Task statement → Can you reproduce verbatim everything from the start of the data down to the line containing "cloud-gap [752, 160, 762, 170]", including that line?

— begin Listing —

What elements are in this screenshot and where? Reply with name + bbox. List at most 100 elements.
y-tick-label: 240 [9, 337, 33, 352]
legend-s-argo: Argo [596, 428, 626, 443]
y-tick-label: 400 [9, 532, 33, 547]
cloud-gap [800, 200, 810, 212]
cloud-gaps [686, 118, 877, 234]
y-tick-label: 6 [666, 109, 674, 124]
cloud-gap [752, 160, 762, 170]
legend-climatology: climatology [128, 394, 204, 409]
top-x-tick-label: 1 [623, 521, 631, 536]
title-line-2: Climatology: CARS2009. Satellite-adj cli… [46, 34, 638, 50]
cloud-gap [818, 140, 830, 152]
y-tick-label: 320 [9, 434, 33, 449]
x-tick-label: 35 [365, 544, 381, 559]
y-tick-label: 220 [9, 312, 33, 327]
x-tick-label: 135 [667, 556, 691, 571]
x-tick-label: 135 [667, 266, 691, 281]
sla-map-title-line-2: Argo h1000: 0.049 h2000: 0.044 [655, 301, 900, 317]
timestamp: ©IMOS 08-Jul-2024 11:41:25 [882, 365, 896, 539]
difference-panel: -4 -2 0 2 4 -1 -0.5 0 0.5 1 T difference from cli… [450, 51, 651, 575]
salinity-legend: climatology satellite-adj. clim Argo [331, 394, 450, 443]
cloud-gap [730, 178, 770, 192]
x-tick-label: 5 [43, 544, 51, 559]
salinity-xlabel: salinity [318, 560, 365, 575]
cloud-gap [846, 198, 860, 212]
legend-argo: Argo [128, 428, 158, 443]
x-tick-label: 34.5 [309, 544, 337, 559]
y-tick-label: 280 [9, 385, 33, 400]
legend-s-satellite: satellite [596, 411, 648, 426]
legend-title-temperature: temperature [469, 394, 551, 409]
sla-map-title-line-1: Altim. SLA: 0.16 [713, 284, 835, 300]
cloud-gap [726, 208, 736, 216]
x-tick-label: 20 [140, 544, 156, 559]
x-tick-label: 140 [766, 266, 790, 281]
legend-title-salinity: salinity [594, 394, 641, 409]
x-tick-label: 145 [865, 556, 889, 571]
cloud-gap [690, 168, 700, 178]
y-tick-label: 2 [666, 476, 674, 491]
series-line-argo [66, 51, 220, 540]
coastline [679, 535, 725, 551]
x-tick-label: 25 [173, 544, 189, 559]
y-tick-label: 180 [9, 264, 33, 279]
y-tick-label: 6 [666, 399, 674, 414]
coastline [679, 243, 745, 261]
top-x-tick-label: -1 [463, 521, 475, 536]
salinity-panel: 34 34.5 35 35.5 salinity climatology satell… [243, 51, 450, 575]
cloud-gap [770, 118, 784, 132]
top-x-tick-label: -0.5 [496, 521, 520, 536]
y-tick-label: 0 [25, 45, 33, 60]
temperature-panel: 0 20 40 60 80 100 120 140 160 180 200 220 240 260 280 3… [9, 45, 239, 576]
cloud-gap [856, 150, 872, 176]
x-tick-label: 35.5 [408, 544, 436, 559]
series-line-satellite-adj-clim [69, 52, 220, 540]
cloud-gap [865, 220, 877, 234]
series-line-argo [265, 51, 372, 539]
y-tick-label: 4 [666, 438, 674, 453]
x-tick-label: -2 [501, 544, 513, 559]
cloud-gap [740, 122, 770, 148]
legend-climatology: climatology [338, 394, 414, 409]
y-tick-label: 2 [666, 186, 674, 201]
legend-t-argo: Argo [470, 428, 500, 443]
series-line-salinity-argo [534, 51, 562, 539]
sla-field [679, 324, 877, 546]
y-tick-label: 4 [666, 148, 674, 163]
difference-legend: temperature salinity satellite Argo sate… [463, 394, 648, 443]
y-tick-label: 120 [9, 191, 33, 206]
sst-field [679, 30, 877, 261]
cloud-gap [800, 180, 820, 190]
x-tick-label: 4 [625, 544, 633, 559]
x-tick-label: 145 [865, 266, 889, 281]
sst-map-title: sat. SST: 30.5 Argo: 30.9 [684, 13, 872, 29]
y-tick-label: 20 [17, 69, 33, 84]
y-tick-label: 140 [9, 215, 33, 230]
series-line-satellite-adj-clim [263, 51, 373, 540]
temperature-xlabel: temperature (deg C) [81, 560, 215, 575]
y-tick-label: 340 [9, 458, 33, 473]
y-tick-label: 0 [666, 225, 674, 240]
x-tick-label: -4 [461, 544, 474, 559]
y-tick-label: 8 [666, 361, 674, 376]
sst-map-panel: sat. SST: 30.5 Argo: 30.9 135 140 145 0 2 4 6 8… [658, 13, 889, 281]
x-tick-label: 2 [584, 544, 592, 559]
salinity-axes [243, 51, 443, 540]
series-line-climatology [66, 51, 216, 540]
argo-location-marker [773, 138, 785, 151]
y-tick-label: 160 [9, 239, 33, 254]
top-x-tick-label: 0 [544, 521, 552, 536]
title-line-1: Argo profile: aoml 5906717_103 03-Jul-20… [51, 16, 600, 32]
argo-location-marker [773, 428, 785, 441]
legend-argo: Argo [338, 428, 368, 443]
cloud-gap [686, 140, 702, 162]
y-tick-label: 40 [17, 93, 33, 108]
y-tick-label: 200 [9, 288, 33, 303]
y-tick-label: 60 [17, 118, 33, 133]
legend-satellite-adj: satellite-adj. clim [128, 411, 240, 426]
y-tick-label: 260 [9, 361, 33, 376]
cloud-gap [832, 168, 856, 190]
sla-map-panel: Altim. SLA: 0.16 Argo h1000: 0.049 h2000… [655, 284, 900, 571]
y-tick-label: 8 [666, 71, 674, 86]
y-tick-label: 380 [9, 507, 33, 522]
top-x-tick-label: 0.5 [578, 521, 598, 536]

— end Listing —

The solution →
What elements are in this screenshot and where? Reply with name + bbox. List at most 100 elements.
y-tick-label: 240 [9, 337, 33, 352]
legend-s-argo: Argo [596, 428, 626, 443]
y-tick-label: 400 [9, 532, 33, 547]
cloud-gap [800, 200, 810, 212]
cloud-gaps [686, 118, 877, 234]
y-tick-label: 6 [666, 109, 674, 124]
cloud-gap [752, 160, 762, 170]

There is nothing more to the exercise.